What is required
Set each entry down verbatim, omitting images.

Supplied information
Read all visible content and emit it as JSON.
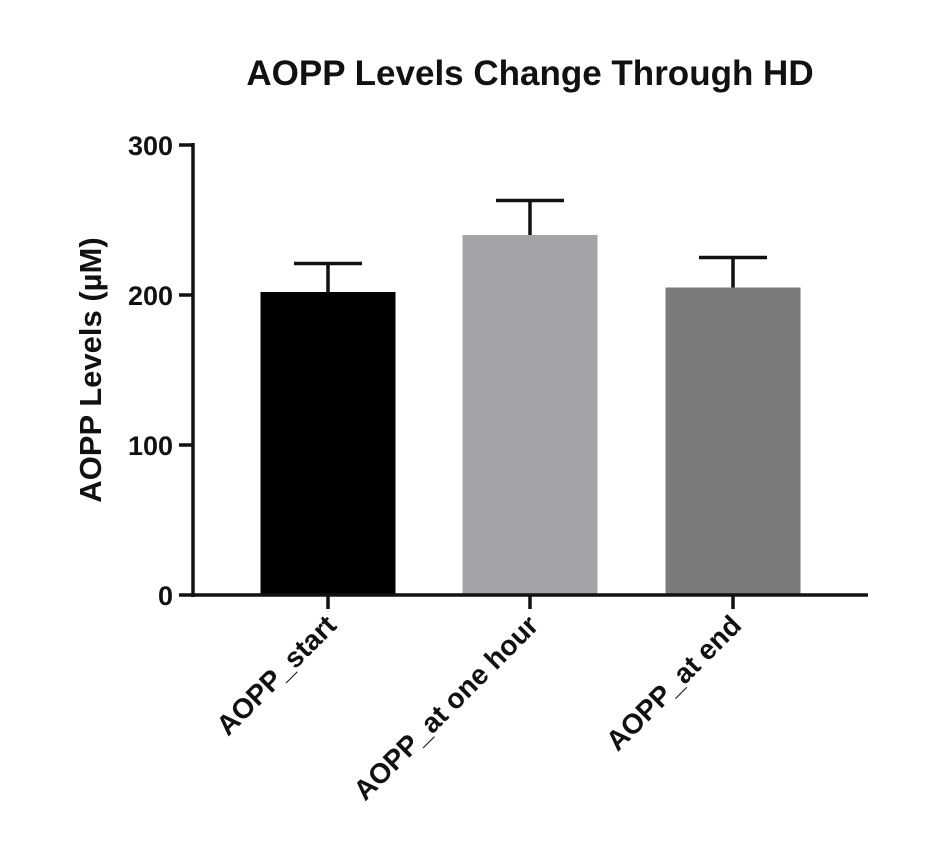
{
  "chart_data": {
    "type": "bar",
    "title": "AOPP Levels Change Through HD",
    "xlabel": "",
    "ylabel": "AOPP Levels (µM)",
    "ylim": [
      0,
      300
    ],
    "yticks": [
      0,
      100,
      200,
      300
    ],
    "grid": false,
    "categories": [
      "AOPP_start",
      "AOPP_at one hour",
      "AOPP_at end"
    ],
    "values": [
      202,
      240,
      205
    ],
    "error_upper": [
      221,
      263,
      225
    ],
    "colors": [
      "#000000",
      "#a3a3a8",
      "#7b7b7b"
    ]
  }
}
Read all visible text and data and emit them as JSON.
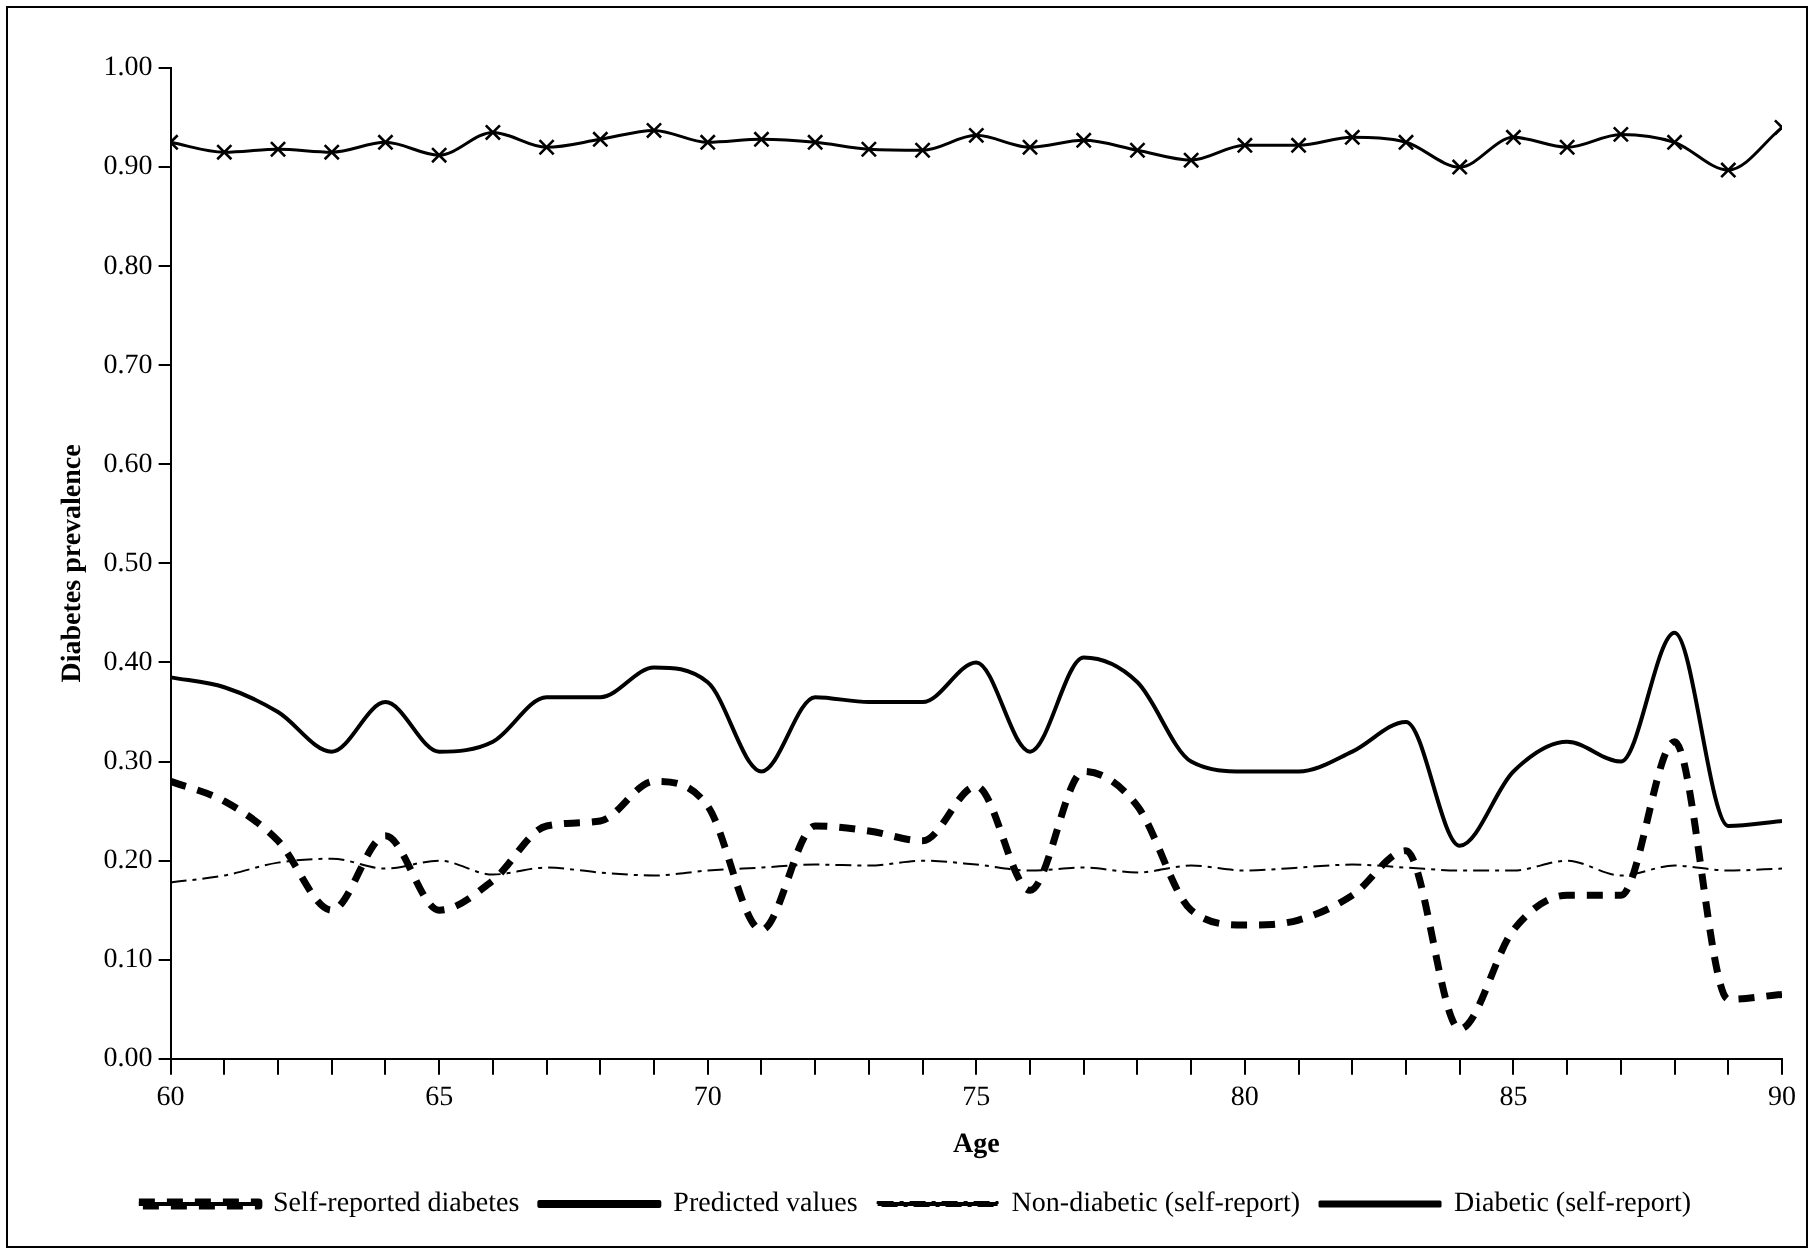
{
  "chart_data": {
    "type": "line",
    "xlabel": "Age",
    "ylabel": "Diabetes prevalence",
    "x": [
      60,
      61,
      62,
      63,
      64,
      65,
      66,
      67,
      68,
      69,
      70,
      71,
      72,
      73,
      74,
      75,
      76,
      77,
      78,
      79,
      80,
      81,
      82,
      83,
      84,
      85,
      86,
      87,
      88,
      89,
      90
    ],
    "series": [
      {
        "name": "Self-reported diabetes",
        "color": "#000000",
        "line_style": "dashed",
        "marker": "none",
        "values": [
          0.28,
          0.26,
          0.22,
          0.15,
          0.225,
          0.15,
          0.18,
          0.235,
          0.24,
          0.28,
          0.255,
          0.13,
          0.235,
          0.23,
          0.22,
          0.275,
          0.17,
          0.29,
          0.255,
          0.15,
          0.135,
          0.14,
          0.165,
          0.21,
          0.03,
          0.13,
          0.165,
          0.165,
          0.32,
          0.06,
          0.065
        ]
      },
      {
        "name": "Predicted values",
        "color": "#000000",
        "line_style": "solid",
        "marker": "none",
        "values": [
          0.385,
          0.375,
          0.35,
          0.31,
          0.36,
          0.31,
          0.32,
          0.365,
          0.365,
          0.395,
          0.38,
          0.29,
          0.365,
          0.36,
          0.36,
          0.4,
          0.31,
          0.405,
          0.38,
          0.3,
          0.29,
          0.29,
          0.31,
          0.34,
          0.215,
          0.29,
          0.32,
          0.3,
          0.43,
          0.235,
          0.24
        ]
      },
      {
        "name": "Non-diabetic (self-report)",
        "color": "#000000",
        "line_style": "dashdot",
        "marker": "none",
        "values": [
          0.178,
          0.185,
          0.198,
          0.202,
          0.192,
          0.2,
          0.186,
          0.193,
          0.188,
          0.185,
          0.19,
          0.193,
          0.196,
          0.195,
          0.2,
          0.196,
          0.19,
          0.193,
          0.188,
          0.195,
          0.19,
          0.193,
          0.196,
          0.193,
          0.19,
          0.19,
          0.2,
          0.185,
          0.195,
          0.19,
          0.192
        ]
      },
      {
        "name": "Diabetic (self-report)",
        "color": "#000000",
        "line_style": "solid",
        "marker": "cross",
        "values": [
          0.925,
          0.915,
          0.918,
          0.915,
          0.925,
          0.912,
          0.935,
          0.92,
          0.928,
          0.937,
          0.925,
          0.928,
          0.925,
          0.918,
          0.917,
          0.932,
          0.92,
          0.927,
          0.917,
          0.907,
          0.922,
          0.922,
          0.93,
          0.925,
          0.9,
          0.93,
          0.92,
          0.933,
          0.925,
          0.897,
          0.94
        ]
      }
    ],
    "xlim": [
      60,
      90
    ],
    "xticks": [
      60,
      {
        "value": 61,
        "label": null
      },
      {
        "value": 62,
        "label": null
      },
      {
        "value": 63,
        "label": null
      },
      {
        "value": 64,
        "label": null
      },
      65,
      {
        "value": 66,
        "label": null
      },
      {
        "value": 67,
        "label": null
      },
      {
        "value": 68,
        "label": null
      },
      {
        "value": 69,
        "label": null
      },
      70,
      {
        "value": 71,
        "label": null
      },
      {
        "value": 72,
        "label": null
      },
      {
        "value": 73,
        "label": null
      },
      {
        "value": 74,
        "label": null
      },
      75,
      {
        "value": 76,
        "label": null
      },
      {
        "value": 77,
        "label": null
      },
      {
        "value": 78,
        "label": null
      },
      {
        "value": 79,
        "label": null
      },
      80,
      {
        "value": 81,
        "label": null
      },
      {
        "value": 82,
        "label": null
      },
      {
        "value": 83,
        "label": null
      },
      {
        "value": 84,
        "label": null
      },
      85,
      {
        "value": 86,
        "label": null
      },
      {
        "value": 87,
        "label": null
      },
      {
        "value": 88,
        "label": null
      },
      {
        "value": 89,
        "label": null
      },
      90
    ],
    "ylim": [
      0,
      1
    ],
    "yticks": [
      {
        "value": 0,
        "label": "0.00"
      },
      {
        "value": 0.1,
        "label": "0.10"
      },
      {
        "value": 0.2,
        "label": "0.20"
      },
      {
        "value": 0.3,
        "label": "0.30"
      },
      {
        "value": 0.4,
        "label": "0.40"
      },
      {
        "value": 0.5,
        "label": "0.50"
      },
      {
        "value": 0.6,
        "label": "0.60"
      },
      {
        "value": 0.7,
        "label": "0.70"
      },
      {
        "value": 0.8,
        "label": "0.80"
      },
      {
        "value": 0.9,
        "label": "0.90"
      },
      {
        "value": 1,
        "label": "1.00"
      }
    ],
    "grid": false,
    "legend": "bottom"
  }
}
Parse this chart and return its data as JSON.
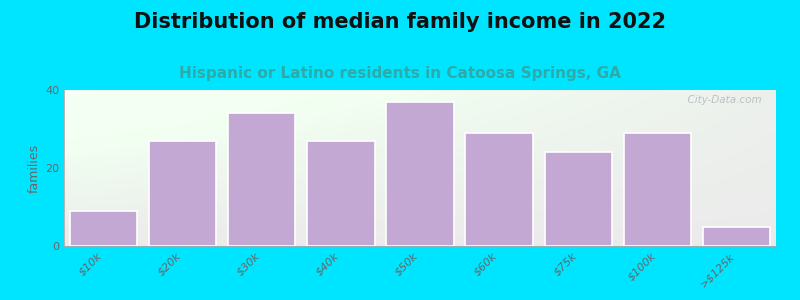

Exercise answer
Read all visible content and emit it as JSON.
{
  "chart_data": {
    "type": "bar",
    "title": "AOPP Levels Change Through HD",
    "xlabel": "",
    "ylabel": "AOPP Levels (µM)",
    "ylim": [
      0,
      300
    ],
    "yticks": [
      0,
      100,
      200,
      300
    ],
    "grid": false,
    "categories": [
      "AOPP_start",
      "AOPP_at one hour",
      "AOPP_at end"
    ],
    "values": [
      202,
      240,
      205
    ],
    "error_upper": [
      221,
      263,
      225
    ],
    "colors": [
      "#000000",
      "#a3a3a8",
      "#7b7b7b"
    ]
  }
}
Read all visible text and data and emit them as JSON.
{
  "chart_data": {
    "type": "line",
    "xlabel": "Age",
    "ylabel": "Diabetes prevalence",
    "x": [
      60,
      61,
      62,
      63,
      64,
      65,
      66,
      67,
      68,
      69,
      70,
      71,
      72,
      73,
      74,
      75,
      76,
      77,
      78,
      79,
      80,
      81,
      82,
      83,
      84,
      85,
      86,
      87,
      88,
      89,
      90
    ],
    "series": [
      {
        "name": "Self-reported diabetes",
        "color": "#000000",
        "line_style": "dashed",
        "marker": "none",
        "values": [
          0.28,
          0.26,
          0.22,
          0.15,
          0.225,
          0.15,
          0.18,
          0.235,
          0.24,
          0.28,
          0.255,
          0.13,
          0.235,
          0.23,
          0.22,
          0.275,
          0.17,
          0.29,
          0.255,
          0.15,
          0.135,
          0.14,
          0.165,
          0.21,
          0.03,
          0.13,
          0.165,
          0.165,
          0.32,
          0.06,
          0.065
        ]
      },
      {
        "name": "Predicted values",
        "color": "#000000",
        "line_style": "solid",
        "marker": "none",
        "values": [
          0.385,
          0.375,
          0.35,
          0.31,
          0.36,
          0.31,
          0.32,
          0.365,
          0.365,
          0.395,
          0.38,
          0.29,
          0.365,
          0.36,
          0.36,
          0.4,
          0.31,
          0.405,
          0.38,
          0.3,
          0.29,
          0.29,
          0.31,
          0.34,
          0.215,
          0.29,
          0.32,
          0.3,
          0.43,
          0.235,
          0.24
        ]
      },
      {
        "name": "Non-diabetic (self-report)",
        "color": "#000000",
        "line_style": "dashdot",
        "marker": "none",
        "values": [
          0.178,
          0.185,
          0.198,
          0.202,
          0.192,
          0.2,
          0.186,
          0.193,
          0.188,
          0.185,
          0.19,
          0.193,
          0.196,
          0.195,
          0.2,
          0.196,
          0.19,
          0.193,
          0.188,
          0.195,
          0.19,
          0.193,
          0.196,
          0.193,
          0.19,
          0.19,
          0.2,
          0.185,
          0.195,
          0.19,
          0.192
        ]
      },
      {
        "name": "Diabetic (self-report)",
        "color": "#000000",
        "line_style": "solid",
        "marker": "cross",
        "values": [
          0.925,
          0.915,
          0.918,
          0.915,
          0.925,
          0.912,
          0.935,
          0.92,
          0.928,
          0.937,
          0.925,
          0.928,
          0.925,
          0.918,
          0.917,
          0.932,
          0.92,
          0.927,
          0.917,
          0.907,
          0.922,
          0.922,
          0.93,
          0.925,
          0.9,
          0.93,
          0.92,
          0.933,
          0.925,
          0.897,
          0.94
        ]
      }
    ],
    "xlim": [
      60,
      90
    ],
    "xticks": [
      60,
      {
        "value": 61,
        "label": null
      },
      {
        "value": 62,
        "label": null
      },
      {
        "value": 63,
        "label": null
      },
      {
        "value": 64,
        "label": null
      },
      65,
      {
        "value": 66,
        "label": null
      },
      {
        "value": 67,
        "label": null
      },
      {
        "value": 68,
        "label": null
      },
      {
        "value": 69,
        "label": null
      },
      70,
      {
        "value": 71,
        "label": null
      },
      {
        "value": 72,
        "label": null
      },
      {
        "value": 73,
        "label": null
      },
      {
        "value": 74,
        "label": null
      },
      75,
      {
        "value": 76,
        "label": null
      },
      {
        "value": 77,
        "label": null
      },
      {
        "value": 78,
        "label": null
      },
      {
        "value": 79,
        "label": null
      },
      80,
      {
        "value": 81,
        "label": null
      },
      {
        "value": 82,
        "label": null
      },
      {
        "value": 83,
        "label": null
      },
      {
        "value": 84,
        "label": null
      },
      85,
      {
        "value": 86,
        "label": null
      },
      {
        "value": 87,
        "label": null
      },
      {
        "value": 88,
        "label": null
      },
      {
        "value": 89,
        "label": null
      },
      90
    ],
    "ylim": [
      0,
      1
    ],
    "yticks": [
      {
        "value": 0,
        "label": "0.00"
      },
      {
        "value": 0.1,
        "label": "0.10"
      },
      {
        "value": 0.2,
        "label": "0.20"
      },
      {
        "value": 0.3,
        "label": "0.30"
      },
      {
        "value": 0.4,
        "label": "0.40"
      },
      {
        "value": 0.5,
        "label": "0.50"
      },
      {
        "value": 0.6,
        "label": "0.60"
      },
      {
        "value": 0.7,
        "label": "0.70"
      },
      {
        "value": 0.8,
        "label": "0.80"
      },
      {
        "value": 0.9,
        "label": "0.90"
      },
      {
        "value": 1,
        "label": "1.00"
      }
    ],
    "grid": false,
    "legend": "bottom"
  }
}
Parse this chart and return its data as JSON.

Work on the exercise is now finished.